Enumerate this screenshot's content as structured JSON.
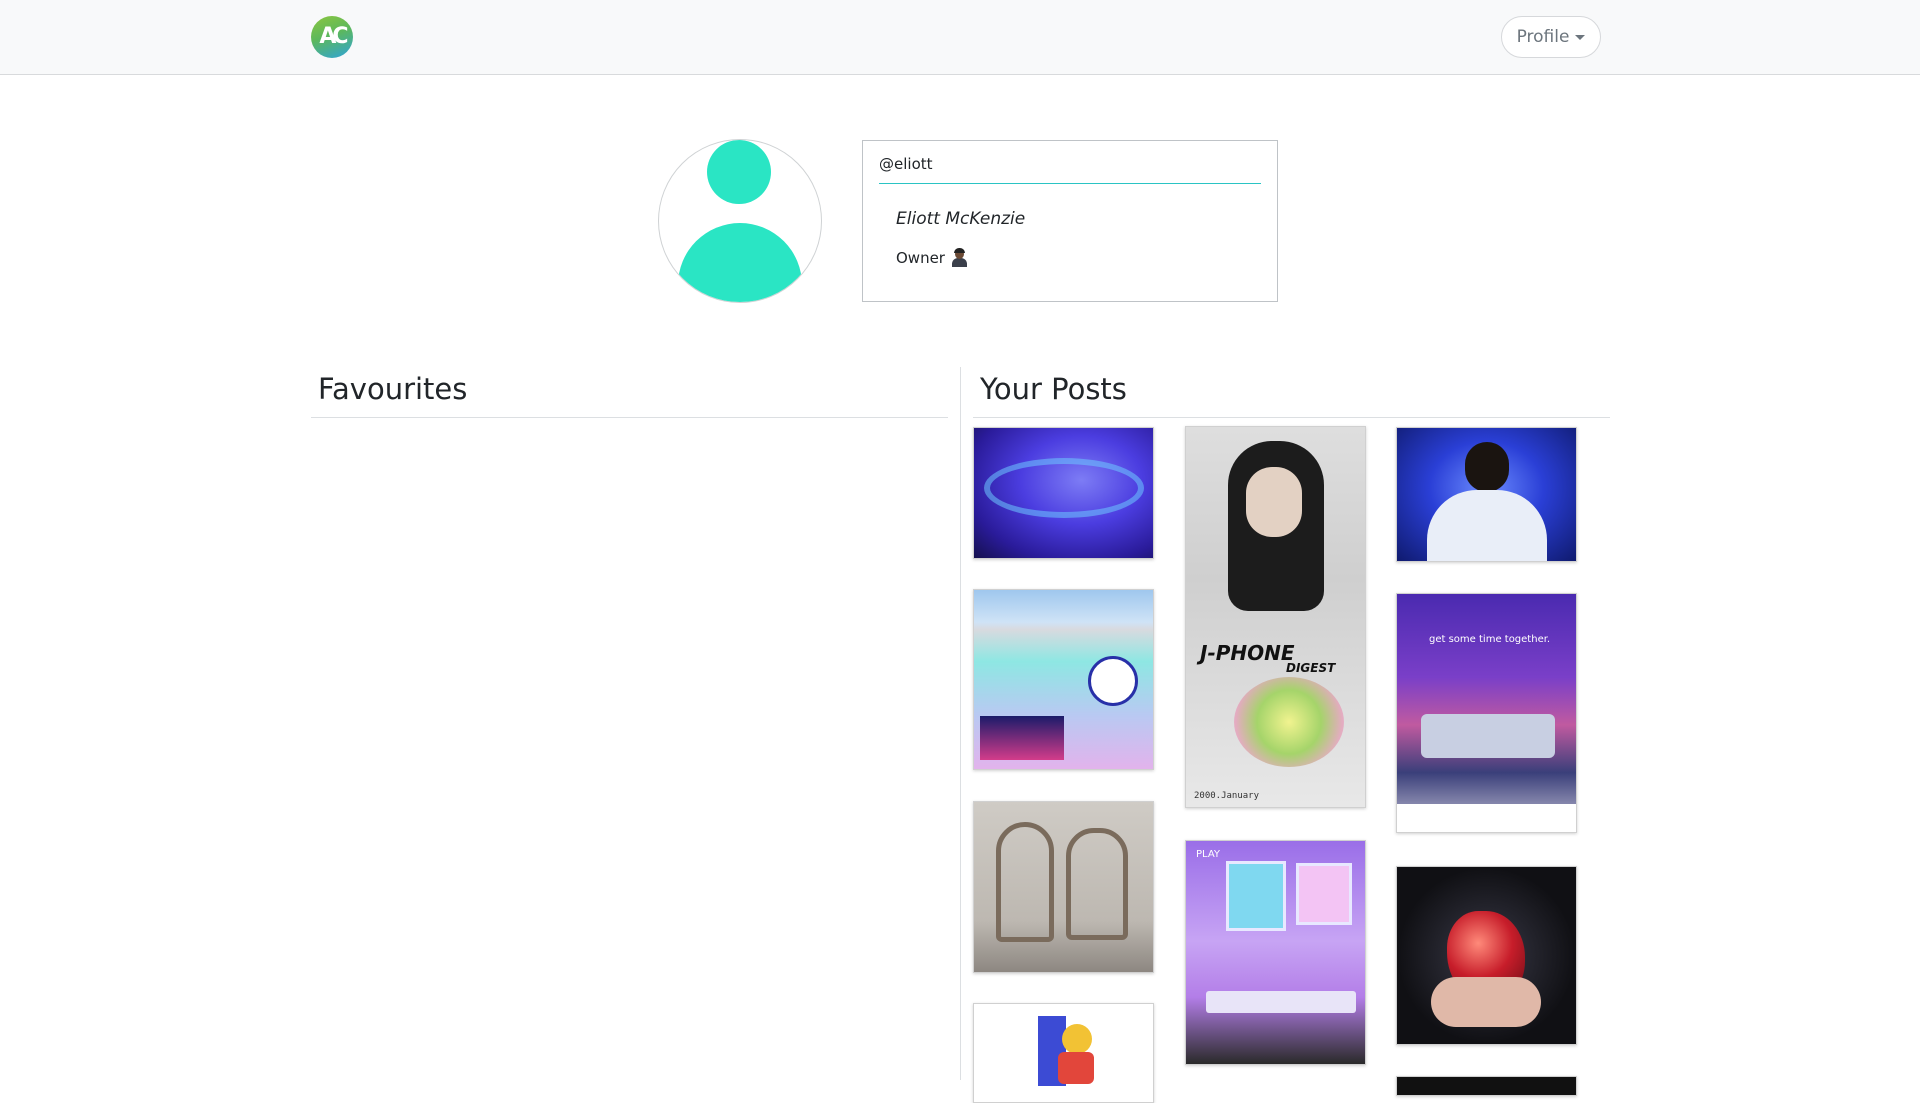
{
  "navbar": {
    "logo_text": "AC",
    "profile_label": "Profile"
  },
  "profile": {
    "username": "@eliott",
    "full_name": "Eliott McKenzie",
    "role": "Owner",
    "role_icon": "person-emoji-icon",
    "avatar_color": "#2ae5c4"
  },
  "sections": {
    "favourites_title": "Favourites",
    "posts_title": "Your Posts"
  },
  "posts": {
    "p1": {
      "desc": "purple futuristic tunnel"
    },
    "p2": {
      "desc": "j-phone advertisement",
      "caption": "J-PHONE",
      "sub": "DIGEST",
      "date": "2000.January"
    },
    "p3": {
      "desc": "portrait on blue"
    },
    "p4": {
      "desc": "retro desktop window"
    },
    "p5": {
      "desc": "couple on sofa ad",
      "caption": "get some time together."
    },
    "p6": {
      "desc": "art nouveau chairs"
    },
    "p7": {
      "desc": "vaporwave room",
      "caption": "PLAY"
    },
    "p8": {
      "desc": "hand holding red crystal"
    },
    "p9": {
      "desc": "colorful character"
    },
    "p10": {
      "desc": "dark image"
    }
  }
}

──────

The problem: Make an exact copy of the records above, with the pictures left out.

Reply:
Enumerate this screenshot's content as structured JSON.
{
  "navbar": {
    "logo_text": "AC",
    "profile_label": "Profile"
  },
  "profile": {
    "username": "@eliott",
    "full_name": "Eliott McKenzie",
    "role": "Owner",
    "role_icon": "person-emoji-icon",
    "avatar_color": "#2ae5c4"
  },
  "sections": {
    "favourites_title": "Favourites",
    "posts_title": "Your Posts"
  },
  "posts": {
    "p1": {
      "desc": "purple futuristic tunnel"
    },
    "p2": {
      "desc": "j-phone advertisement",
      "caption": "J-PHONE",
      "sub": "DIGEST",
      "date": "2000.January"
    },
    "p3": {
      "desc": "portrait on blue"
    },
    "p4": {
      "desc": "retro desktop window"
    },
    "p5": {
      "desc": "couple on sofa ad",
      "caption": "get some time together."
    },
    "p6": {
      "desc": "art nouveau chairs"
    },
    "p7": {
      "desc": "vaporwave room",
      "caption": "PLAY"
    },
    "p8": {
      "desc": "hand holding red crystal"
    },
    "p9": {
      "desc": "colorful character"
    },
    "p10": {
      "desc": "dark image"
    }
  }
}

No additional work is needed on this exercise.